◆ **Exercise instructions**: The records are to be restated in their entirety, word for word.

[Stored data]
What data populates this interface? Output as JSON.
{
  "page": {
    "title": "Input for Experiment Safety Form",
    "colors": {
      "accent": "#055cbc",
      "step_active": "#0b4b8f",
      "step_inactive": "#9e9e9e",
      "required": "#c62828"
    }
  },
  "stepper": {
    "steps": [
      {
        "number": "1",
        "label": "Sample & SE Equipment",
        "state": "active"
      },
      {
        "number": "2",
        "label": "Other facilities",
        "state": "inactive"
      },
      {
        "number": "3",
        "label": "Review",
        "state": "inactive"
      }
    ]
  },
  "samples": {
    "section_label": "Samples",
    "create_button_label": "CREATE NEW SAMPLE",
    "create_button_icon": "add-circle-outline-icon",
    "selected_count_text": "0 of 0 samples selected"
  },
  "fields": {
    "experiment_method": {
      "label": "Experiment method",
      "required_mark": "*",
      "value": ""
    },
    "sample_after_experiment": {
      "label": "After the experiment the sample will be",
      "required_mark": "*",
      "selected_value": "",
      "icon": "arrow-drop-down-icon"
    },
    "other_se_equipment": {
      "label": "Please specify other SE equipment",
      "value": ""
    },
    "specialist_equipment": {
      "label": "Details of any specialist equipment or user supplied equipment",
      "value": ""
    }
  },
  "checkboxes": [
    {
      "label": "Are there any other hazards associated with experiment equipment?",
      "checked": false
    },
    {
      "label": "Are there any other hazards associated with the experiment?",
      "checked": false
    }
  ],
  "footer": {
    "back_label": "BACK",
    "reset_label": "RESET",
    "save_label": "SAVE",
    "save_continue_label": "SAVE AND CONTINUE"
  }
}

◆ **Task solution**:
What data populates this interface? Output as JSON.
{
  "page": {
    "title": "Input for Experiment Safety Form",
    "colors": {
      "accent": "#055cbc",
      "step_active": "#0b4b8f",
      "step_inactive": "#9e9e9e",
      "required": "#c62828"
    }
  },
  "stepper": {
    "steps": [
      {
        "number": "1",
        "label": "Sample & SE Equipment",
        "state": "active"
      },
      {
        "number": "2",
        "label": "Other facilities",
        "state": "inactive"
      },
      {
        "number": "3",
        "label": "Review",
        "state": "inactive"
      }
    ]
  },
  "samples": {
    "section_label": "Samples",
    "create_button_label": "CREATE NEW SAMPLE",
    "create_button_icon": "add-circle-outline-icon",
    "selected_count_text": "0 of 0 samples selected"
  },
  "fields": {
    "experiment_method": {
      "label": "Experiment method",
      "required_mark": "*",
      "value": ""
    },
    "sample_after_experiment": {
      "label": "After the experiment the sample will be",
      "required_mark": "*",
      "selected_value": "",
      "icon": "arrow-drop-down-icon"
    },
    "other_se_equipment": {
      "label": "Please specify other SE equipment",
      "value": ""
    },
    "specialist_equipment": {
      "label": "Details of any specialist equipment or user supplied equipment",
      "value": ""
    }
  },
  "checkboxes": [
    {
      "label": "Are there any other hazards associated with experiment equipment?",
      "checked": false
    },
    {
      "label": "Are there any other hazards associated with the experiment?",
      "checked": false
    }
  ],
  "footer": {
    "back_label": "BACK",
    "reset_label": "RESET",
    "save_label": "SAVE",
    "save_continue_label": "SAVE AND CONTINUE"
  }
}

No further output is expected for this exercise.